=== Entries supplied ===

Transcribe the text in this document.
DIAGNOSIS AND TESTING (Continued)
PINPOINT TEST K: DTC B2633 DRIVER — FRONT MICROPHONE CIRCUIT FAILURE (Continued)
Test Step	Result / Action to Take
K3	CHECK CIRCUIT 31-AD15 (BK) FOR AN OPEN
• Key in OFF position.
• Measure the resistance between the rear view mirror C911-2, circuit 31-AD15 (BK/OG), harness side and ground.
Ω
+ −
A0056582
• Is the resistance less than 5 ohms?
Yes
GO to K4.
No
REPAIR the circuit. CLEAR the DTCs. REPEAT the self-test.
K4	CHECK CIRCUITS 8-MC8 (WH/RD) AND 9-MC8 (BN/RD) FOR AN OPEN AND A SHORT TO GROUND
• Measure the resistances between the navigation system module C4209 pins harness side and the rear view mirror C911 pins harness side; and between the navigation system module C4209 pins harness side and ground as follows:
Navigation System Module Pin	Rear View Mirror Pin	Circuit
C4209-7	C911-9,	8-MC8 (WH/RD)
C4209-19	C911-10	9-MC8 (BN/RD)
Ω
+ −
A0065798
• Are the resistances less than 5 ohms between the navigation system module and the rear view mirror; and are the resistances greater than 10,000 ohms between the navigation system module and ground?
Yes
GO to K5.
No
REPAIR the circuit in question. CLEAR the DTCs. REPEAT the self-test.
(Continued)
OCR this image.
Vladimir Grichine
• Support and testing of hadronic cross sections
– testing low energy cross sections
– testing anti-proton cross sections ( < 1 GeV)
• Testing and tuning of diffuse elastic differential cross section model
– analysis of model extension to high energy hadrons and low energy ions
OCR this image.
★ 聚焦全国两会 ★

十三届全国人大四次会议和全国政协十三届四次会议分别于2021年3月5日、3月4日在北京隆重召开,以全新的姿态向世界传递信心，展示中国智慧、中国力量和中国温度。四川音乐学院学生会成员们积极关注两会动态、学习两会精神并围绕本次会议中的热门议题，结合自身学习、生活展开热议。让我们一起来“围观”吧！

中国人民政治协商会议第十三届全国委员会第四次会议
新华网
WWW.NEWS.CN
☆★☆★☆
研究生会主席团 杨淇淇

===

▶ [The request] Go through the material above and count the lines that contain "harness"; answer with the number alone.

▶ [Solution] 2